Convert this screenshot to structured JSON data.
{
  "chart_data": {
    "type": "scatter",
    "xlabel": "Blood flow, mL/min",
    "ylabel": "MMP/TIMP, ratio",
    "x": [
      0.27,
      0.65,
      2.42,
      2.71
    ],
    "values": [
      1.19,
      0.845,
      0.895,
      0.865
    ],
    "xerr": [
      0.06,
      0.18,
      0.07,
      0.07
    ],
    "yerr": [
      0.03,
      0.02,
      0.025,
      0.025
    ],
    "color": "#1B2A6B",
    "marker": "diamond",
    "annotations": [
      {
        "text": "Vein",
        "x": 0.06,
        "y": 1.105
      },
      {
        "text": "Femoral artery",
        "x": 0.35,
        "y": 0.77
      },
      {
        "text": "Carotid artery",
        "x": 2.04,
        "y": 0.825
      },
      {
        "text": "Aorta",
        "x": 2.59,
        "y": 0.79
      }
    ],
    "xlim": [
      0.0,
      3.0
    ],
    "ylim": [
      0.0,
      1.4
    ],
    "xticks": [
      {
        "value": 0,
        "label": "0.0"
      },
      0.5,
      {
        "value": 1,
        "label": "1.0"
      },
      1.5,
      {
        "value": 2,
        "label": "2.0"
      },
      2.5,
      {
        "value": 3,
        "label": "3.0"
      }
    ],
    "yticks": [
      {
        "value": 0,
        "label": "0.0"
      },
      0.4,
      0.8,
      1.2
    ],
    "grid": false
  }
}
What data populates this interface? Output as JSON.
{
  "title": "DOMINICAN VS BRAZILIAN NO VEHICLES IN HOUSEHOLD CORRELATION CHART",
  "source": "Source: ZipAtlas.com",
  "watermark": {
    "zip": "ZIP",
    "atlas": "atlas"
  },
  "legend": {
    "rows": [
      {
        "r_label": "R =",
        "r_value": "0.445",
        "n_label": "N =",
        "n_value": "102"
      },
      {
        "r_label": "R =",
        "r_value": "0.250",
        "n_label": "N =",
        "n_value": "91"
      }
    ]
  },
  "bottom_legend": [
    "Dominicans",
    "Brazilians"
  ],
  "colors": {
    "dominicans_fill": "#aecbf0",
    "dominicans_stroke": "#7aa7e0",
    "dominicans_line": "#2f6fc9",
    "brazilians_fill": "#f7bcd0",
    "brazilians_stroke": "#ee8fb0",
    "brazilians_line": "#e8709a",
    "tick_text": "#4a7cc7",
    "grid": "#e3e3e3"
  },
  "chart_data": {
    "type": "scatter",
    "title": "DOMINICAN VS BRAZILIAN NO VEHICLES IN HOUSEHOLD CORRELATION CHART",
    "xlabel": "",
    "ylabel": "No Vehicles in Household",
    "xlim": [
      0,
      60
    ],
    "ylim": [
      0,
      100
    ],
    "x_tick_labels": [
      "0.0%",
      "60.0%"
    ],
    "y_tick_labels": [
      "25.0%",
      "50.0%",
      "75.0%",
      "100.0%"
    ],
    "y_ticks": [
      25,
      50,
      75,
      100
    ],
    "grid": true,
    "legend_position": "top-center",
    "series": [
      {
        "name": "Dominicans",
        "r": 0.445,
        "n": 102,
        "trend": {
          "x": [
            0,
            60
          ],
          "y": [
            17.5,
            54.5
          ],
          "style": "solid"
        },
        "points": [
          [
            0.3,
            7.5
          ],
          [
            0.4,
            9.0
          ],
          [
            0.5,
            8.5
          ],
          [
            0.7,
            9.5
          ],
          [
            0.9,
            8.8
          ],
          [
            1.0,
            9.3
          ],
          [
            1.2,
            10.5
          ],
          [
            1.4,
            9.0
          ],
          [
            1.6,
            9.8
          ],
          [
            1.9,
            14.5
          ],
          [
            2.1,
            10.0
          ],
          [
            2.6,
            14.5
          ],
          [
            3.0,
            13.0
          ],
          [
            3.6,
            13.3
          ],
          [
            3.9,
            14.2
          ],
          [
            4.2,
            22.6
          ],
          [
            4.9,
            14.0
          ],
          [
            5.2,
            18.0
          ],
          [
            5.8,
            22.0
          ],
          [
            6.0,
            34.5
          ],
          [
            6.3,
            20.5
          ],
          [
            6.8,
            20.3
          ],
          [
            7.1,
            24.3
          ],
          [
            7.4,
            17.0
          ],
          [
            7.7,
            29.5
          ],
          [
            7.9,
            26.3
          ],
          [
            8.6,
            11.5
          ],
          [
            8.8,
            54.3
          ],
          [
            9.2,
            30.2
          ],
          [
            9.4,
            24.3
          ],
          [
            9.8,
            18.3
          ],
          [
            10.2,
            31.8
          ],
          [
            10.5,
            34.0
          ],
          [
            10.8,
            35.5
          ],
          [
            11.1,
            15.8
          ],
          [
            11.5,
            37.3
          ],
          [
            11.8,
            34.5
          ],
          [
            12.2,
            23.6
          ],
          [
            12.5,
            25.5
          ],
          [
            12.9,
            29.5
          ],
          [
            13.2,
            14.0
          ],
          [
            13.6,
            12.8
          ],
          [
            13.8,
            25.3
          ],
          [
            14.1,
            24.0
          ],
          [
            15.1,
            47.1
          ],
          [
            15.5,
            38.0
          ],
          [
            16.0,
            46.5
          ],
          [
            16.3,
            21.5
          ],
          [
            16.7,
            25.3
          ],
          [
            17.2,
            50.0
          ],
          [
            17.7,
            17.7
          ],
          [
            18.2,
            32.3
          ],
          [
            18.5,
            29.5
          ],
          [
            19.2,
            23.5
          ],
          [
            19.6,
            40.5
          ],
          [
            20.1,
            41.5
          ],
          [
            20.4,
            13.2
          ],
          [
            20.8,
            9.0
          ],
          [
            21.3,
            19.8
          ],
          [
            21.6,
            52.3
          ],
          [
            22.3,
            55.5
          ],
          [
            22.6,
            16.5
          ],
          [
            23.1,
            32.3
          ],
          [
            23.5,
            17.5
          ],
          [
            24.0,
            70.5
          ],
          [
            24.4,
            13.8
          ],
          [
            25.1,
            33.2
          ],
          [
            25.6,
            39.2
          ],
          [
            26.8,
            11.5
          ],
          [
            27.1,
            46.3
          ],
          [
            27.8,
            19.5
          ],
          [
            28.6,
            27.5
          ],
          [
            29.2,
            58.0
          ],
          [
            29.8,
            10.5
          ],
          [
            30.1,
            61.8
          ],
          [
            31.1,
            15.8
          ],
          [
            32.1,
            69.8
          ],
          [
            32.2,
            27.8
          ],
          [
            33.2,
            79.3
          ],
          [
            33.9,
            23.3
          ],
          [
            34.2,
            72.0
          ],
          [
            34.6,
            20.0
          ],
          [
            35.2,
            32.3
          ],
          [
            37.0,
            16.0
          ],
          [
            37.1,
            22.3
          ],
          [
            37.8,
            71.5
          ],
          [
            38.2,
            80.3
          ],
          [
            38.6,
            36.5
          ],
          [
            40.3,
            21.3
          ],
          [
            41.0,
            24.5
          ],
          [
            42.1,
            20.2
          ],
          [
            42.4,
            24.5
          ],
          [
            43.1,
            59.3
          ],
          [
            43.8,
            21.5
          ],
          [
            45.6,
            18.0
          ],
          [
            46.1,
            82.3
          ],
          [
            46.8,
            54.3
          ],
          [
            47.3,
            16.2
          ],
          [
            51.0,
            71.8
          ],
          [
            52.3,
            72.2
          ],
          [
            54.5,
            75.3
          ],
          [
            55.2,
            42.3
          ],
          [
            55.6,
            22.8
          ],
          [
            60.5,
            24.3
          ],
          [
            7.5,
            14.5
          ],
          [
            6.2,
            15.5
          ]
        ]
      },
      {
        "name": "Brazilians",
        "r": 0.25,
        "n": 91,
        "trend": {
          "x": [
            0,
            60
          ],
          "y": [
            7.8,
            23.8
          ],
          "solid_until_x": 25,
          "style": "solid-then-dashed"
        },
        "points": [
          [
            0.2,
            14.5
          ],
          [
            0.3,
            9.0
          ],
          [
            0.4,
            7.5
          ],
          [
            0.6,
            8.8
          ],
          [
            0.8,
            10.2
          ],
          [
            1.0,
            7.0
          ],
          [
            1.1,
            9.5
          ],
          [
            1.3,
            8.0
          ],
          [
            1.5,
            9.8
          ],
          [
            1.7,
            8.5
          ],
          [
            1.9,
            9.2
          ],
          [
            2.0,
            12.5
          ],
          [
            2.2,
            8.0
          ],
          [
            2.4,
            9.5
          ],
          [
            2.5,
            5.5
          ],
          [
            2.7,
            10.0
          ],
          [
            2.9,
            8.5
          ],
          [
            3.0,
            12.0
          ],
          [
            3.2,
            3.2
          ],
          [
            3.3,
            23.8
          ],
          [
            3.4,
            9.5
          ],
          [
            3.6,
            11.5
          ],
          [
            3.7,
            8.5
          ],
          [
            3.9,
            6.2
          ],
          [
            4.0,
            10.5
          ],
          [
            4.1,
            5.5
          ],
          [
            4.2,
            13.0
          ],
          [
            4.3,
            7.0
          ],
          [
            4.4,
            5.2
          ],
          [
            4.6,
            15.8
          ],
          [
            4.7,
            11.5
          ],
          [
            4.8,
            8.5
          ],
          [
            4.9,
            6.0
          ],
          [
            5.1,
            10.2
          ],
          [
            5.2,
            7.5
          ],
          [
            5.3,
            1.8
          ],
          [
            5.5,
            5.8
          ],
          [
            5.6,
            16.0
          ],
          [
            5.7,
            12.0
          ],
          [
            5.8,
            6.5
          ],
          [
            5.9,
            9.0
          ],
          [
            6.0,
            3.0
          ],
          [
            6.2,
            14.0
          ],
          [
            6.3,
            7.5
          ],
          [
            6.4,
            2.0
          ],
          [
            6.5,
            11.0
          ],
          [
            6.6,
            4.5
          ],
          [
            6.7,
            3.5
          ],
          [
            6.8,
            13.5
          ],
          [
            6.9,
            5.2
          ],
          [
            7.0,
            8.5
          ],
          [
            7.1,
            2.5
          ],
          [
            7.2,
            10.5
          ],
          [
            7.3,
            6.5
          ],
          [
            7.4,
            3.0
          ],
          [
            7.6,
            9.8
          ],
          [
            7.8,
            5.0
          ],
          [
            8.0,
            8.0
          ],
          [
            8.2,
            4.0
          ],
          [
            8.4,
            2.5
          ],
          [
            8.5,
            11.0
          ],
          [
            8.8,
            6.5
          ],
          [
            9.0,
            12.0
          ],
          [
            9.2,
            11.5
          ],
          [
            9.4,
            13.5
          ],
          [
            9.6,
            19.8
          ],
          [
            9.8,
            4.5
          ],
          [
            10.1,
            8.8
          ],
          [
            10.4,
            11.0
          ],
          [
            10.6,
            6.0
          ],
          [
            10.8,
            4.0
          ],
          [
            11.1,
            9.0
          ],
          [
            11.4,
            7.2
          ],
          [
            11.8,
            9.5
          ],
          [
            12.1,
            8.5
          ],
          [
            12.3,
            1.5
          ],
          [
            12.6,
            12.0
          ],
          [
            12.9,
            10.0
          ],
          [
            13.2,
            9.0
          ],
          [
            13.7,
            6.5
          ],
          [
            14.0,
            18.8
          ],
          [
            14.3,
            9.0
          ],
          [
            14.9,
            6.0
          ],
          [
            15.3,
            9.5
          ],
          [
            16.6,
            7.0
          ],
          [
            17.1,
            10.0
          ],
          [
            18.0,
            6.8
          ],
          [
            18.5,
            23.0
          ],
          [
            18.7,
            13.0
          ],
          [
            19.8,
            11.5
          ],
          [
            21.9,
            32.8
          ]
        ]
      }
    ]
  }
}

# Exercise aim
Which lines hold the word "this"? Show each one.

# Full output
Convert this screenshot to structured JSON data.
What data populates this interface? Output as JSON.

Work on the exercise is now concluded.